# Lines of data
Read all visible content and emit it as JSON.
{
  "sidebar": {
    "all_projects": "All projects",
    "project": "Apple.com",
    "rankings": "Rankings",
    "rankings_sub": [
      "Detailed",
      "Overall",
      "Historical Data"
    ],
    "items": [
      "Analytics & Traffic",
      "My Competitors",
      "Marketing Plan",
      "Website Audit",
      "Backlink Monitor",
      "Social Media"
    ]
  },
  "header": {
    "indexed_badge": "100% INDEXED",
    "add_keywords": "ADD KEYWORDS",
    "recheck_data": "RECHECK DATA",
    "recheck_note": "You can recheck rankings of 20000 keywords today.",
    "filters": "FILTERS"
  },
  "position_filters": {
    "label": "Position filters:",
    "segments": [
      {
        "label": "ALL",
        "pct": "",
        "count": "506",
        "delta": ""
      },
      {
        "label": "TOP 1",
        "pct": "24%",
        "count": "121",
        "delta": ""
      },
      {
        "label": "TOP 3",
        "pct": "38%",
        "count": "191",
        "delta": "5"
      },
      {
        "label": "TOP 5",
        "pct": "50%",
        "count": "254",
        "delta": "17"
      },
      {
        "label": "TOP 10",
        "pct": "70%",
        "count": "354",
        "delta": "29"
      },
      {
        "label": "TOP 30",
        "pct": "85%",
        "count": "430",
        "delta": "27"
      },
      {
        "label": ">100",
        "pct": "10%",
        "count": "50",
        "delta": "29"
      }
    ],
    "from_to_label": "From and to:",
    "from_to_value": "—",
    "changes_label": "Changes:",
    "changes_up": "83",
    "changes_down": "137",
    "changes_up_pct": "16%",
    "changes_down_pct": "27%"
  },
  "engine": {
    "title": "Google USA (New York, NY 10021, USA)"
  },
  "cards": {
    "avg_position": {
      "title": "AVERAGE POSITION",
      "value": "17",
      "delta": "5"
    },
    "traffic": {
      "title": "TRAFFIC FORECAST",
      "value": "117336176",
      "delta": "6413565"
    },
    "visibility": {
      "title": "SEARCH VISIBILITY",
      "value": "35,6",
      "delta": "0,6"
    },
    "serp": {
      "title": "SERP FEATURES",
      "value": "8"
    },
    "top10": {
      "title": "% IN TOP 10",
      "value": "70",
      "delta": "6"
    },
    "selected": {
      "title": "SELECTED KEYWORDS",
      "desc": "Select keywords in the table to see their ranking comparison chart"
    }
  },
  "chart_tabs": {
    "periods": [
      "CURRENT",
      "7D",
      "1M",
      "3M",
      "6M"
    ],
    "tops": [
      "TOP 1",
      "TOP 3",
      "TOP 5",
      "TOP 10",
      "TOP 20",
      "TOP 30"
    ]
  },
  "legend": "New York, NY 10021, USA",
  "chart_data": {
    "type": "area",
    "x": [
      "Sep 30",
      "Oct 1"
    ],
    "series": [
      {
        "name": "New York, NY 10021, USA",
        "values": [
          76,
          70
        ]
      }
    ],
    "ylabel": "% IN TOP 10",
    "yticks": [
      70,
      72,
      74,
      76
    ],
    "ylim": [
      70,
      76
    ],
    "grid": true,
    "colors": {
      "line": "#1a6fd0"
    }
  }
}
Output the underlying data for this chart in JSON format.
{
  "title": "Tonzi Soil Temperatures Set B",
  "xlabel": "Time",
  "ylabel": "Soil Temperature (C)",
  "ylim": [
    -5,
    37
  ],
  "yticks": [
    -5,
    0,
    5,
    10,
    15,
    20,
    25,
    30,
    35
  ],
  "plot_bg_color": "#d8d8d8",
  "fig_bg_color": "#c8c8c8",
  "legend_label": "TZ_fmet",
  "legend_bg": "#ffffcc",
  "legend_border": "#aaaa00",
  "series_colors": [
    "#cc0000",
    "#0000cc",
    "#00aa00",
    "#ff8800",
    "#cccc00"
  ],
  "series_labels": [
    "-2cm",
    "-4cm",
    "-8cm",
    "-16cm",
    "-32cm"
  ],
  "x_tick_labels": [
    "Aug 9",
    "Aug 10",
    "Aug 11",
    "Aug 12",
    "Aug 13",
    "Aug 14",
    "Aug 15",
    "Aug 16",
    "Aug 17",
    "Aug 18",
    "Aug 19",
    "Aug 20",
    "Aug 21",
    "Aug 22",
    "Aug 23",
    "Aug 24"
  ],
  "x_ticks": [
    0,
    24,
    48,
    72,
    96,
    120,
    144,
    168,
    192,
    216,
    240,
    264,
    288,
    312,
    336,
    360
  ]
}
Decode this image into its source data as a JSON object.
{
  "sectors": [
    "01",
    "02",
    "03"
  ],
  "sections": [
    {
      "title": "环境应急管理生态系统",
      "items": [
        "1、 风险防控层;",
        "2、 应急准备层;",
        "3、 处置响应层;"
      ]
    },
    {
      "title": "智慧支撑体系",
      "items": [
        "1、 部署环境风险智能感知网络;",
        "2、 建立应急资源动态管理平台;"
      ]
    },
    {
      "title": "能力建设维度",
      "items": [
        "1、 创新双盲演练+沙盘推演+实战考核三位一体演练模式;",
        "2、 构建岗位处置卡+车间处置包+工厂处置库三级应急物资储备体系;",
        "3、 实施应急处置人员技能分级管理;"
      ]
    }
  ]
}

# Task prompt
Return all lines of the material above in which the word "ylabel" occurs.

# Full response
    "ylabel": "% IN TOP 10",
  "ylabel": "Soil Temperature (C)",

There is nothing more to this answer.